- Problem requirements
Exclude the pictures; give every entry again exactly as written.

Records
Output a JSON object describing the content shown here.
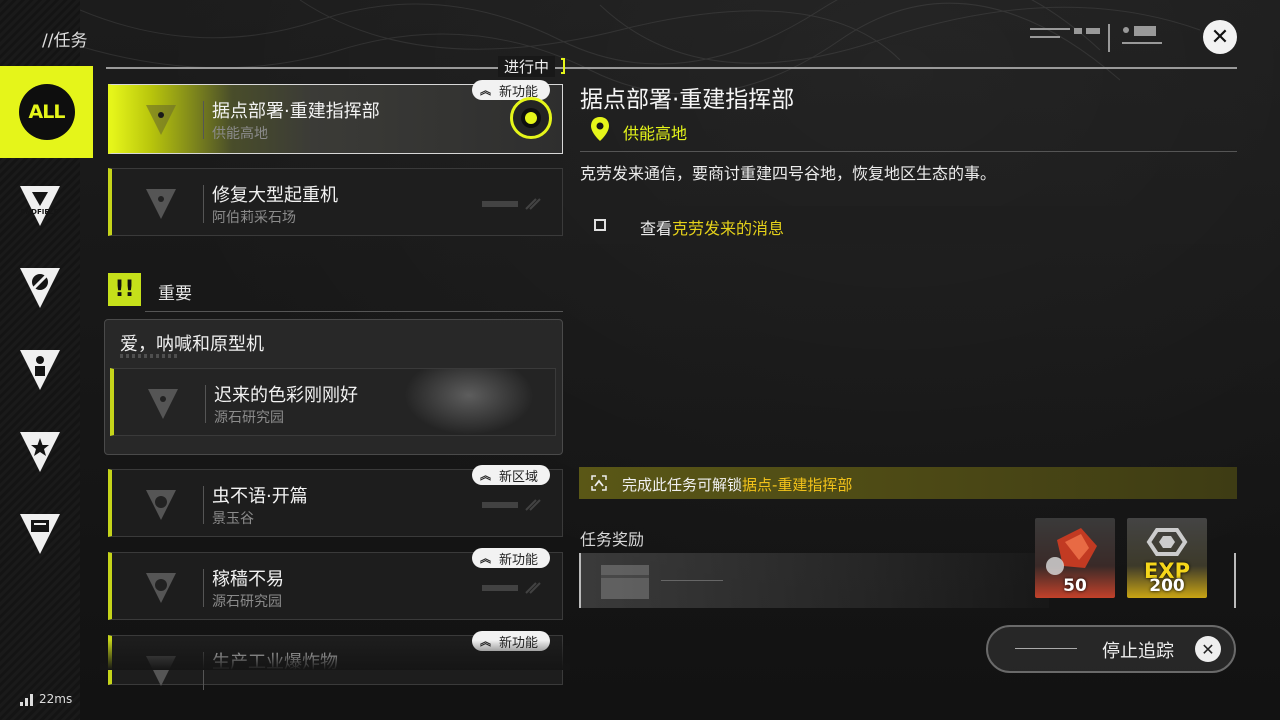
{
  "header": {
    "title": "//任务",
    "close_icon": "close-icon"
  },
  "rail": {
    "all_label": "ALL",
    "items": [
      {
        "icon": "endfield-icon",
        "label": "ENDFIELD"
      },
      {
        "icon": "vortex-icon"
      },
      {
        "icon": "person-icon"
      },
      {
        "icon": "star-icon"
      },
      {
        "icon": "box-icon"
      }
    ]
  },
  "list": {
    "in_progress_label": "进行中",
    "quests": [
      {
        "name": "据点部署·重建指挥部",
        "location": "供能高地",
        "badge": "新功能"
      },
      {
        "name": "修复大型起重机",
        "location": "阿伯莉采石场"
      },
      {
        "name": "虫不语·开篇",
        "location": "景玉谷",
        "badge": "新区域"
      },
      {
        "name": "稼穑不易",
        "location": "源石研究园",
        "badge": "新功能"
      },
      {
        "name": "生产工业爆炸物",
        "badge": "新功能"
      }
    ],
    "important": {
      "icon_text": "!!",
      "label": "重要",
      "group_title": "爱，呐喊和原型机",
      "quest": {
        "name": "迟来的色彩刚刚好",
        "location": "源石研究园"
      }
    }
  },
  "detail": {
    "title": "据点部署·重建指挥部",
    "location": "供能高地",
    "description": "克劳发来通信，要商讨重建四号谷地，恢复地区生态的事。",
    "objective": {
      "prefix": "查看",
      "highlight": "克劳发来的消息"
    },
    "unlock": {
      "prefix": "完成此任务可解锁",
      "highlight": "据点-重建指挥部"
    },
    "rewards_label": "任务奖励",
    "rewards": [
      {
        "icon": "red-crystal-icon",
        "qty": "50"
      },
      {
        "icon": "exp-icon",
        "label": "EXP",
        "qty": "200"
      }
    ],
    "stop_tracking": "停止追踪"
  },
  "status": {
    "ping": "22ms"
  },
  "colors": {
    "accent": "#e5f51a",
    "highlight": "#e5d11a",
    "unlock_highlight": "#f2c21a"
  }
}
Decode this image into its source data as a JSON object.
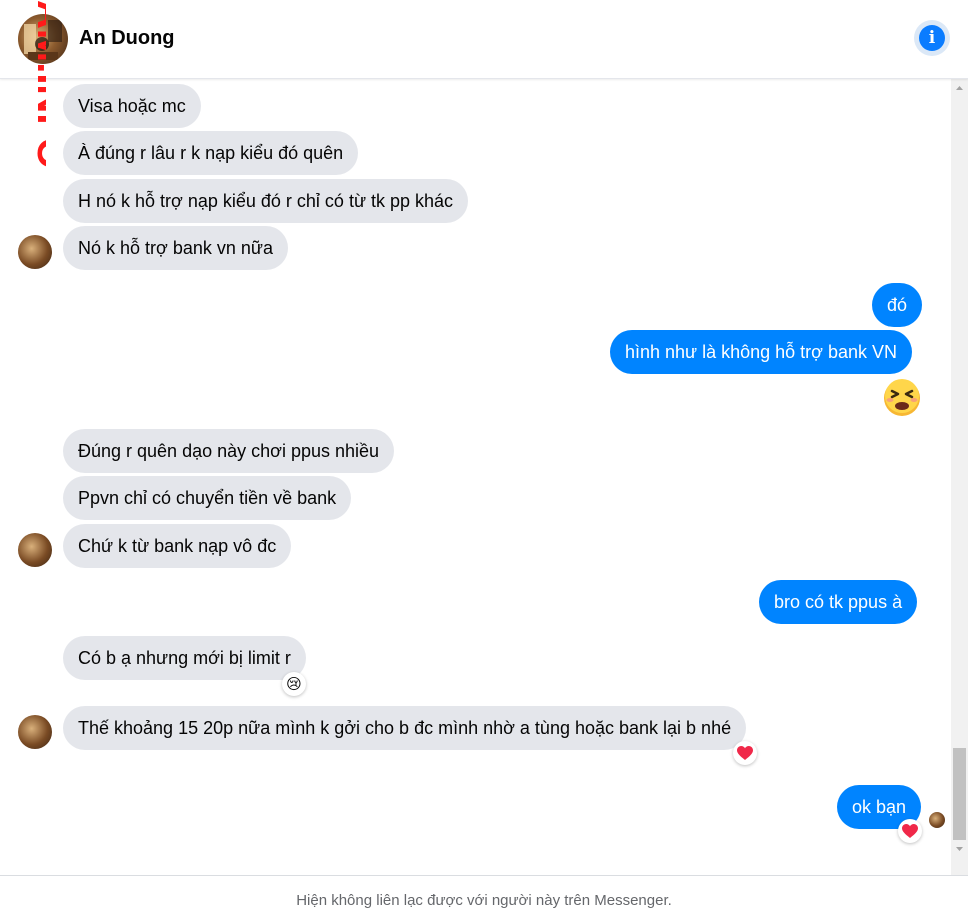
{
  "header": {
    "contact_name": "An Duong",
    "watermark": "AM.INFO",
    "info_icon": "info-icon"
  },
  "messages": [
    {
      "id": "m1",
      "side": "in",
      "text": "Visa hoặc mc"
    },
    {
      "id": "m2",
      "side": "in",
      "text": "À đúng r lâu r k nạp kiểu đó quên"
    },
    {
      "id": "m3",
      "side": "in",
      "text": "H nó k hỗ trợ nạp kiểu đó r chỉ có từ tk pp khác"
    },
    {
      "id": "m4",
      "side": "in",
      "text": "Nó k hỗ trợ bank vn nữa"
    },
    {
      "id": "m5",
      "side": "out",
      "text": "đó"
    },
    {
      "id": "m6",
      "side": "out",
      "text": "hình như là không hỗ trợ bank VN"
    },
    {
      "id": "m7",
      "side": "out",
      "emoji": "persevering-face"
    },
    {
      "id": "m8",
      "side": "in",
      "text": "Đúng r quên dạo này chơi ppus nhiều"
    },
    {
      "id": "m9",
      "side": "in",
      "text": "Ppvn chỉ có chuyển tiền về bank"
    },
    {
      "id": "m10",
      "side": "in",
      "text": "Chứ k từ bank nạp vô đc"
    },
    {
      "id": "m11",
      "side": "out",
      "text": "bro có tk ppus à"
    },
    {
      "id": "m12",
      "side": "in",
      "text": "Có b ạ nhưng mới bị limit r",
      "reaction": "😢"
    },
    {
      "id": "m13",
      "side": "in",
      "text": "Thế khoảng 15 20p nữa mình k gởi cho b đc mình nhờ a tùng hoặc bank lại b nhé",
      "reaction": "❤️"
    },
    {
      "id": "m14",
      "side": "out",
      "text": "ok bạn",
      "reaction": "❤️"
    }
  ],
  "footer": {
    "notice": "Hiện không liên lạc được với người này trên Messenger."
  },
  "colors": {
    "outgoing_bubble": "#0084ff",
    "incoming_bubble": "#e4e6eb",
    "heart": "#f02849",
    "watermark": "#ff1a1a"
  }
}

- Solution to this problem
Output a JSON object describing the content shown here.
{
  "header": {
    "title": "//任务",
    "close_icon": "close-icon"
  },
  "rail": {
    "all_label": "ALL",
    "items": [
      {
        "icon": "endfield-icon",
        "label": "ENDFIELD"
      },
      {
        "icon": "vortex-icon"
      },
      {
        "icon": "person-icon"
      },
      {
        "icon": "star-icon"
      },
      {
        "icon": "box-icon"
      }
    ]
  },
  "list": {
    "in_progress_label": "进行中",
    "quests": [
      {
        "name": "据点部署·重建指挥部",
        "location": "供能高地",
        "badge": "新功能"
      },
      {
        "name": "修复大型起重机",
        "location": "阿伯莉采石场"
      },
      {
        "name": "虫不语·开篇",
        "location": "景玉谷",
        "badge": "新区域"
      },
      {
        "name": "稼穑不易",
        "location": "源石研究园",
        "badge": "新功能"
      },
      {
        "name": "生产工业爆炸物",
        "badge": "新功能"
      }
    ],
    "important": {
      "icon_text": "!!",
      "label": "重要",
      "group_title": "爱，呐喊和原型机",
      "quest": {
        "name": "迟来的色彩刚刚好",
        "location": "源石研究园"
      }
    }
  },
  "detail": {
    "title": "据点部署·重建指挥部",
    "location": "供能高地",
    "description": "克劳发来通信，要商讨重建四号谷地，恢复地区生态的事。",
    "objective": {
      "prefix": "查看",
      "highlight": "克劳发来的消息"
    },
    "unlock": {
      "prefix": "完成此任务可解锁",
      "highlight": "据点-重建指挥部"
    },
    "rewards_label": "任务奖励",
    "rewards": [
      {
        "icon": "red-crystal-icon",
        "qty": "50"
      },
      {
        "icon": "exp-icon",
        "label": "EXP",
        "qty": "200"
      }
    ],
    "stop_tracking": "停止追踪"
  },
  "status": {
    "ping": "22ms"
  },
  "colors": {
    "accent": "#e5f51a",
    "highlight": "#e5d11a",
    "unlock_highlight": "#f2c21a"
  }
}
Decode this image into its source data as a JSON object.
{
  "header": {
    "contact_name": "An Duong",
    "watermark": "AM.INFO",
    "info_icon": "info-icon"
  },
  "messages": [
    {
      "id": "m1",
      "side": "in",
      "text": "Visa hoặc mc"
    },
    {
      "id": "m2",
      "side": "in",
      "text": "À đúng r lâu r k nạp kiểu đó quên"
    },
    {
      "id": "m3",
      "side": "in",
      "text": "H nó k hỗ trợ nạp kiểu đó r chỉ có từ tk pp khác"
    },
    {
      "id": "m4",
      "side": "in",
      "text": "Nó k hỗ trợ bank vn nữa"
    },
    {
      "id": "m5",
      "side": "out",
      "text": "đó"
    },
    {
      "id": "m6",
      "side": "out",
      "text": "hình như là không hỗ trợ bank VN"
    },
    {
      "id": "m7",
      "side": "out",
      "emoji": "persevering-face"
    },
    {
      "id": "m8",
      "side": "in",
      "text": "Đúng r quên dạo này chơi ppus nhiều"
    },
    {
      "id": "m9",
      "side": "in",
      "text": "Ppvn chỉ có chuyển tiền về bank"
    },
    {
      "id": "m10",
      "side": "in",
      "text": "Chứ k từ bank nạp vô đc"
    },
    {
      "id": "m11",
      "side": "out",
      "text": "bro có tk ppus à"
    },
    {
      "id": "m12",
      "side": "in",
      "text": "Có b ạ nhưng mới bị limit r",
      "reaction": "😢"
    },
    {
      "id": "m13",
      "side": "in",
      "text": "Thế khoảng 15 20p nữa mình k gởi cho b đc mình nhờ a tùng hoặc bank lại b nhé",
      "reaction": "❤️"
    },
    {
      "id": "m14",
      "side": "out",
      "text": "ok bạn",
      "reaction": "❤️"
    }
  ],
  "footer": {
    "notice": "Hiện không liên lạc được với người này trên Messenger."
  },
  "colors": {
    "outgoing_bubble": "#0084ff",
    "incoming_bubble": "#e4e6eb",
    "heart": "#f02849",
    "watermark": "#ff1a1a"
  }
}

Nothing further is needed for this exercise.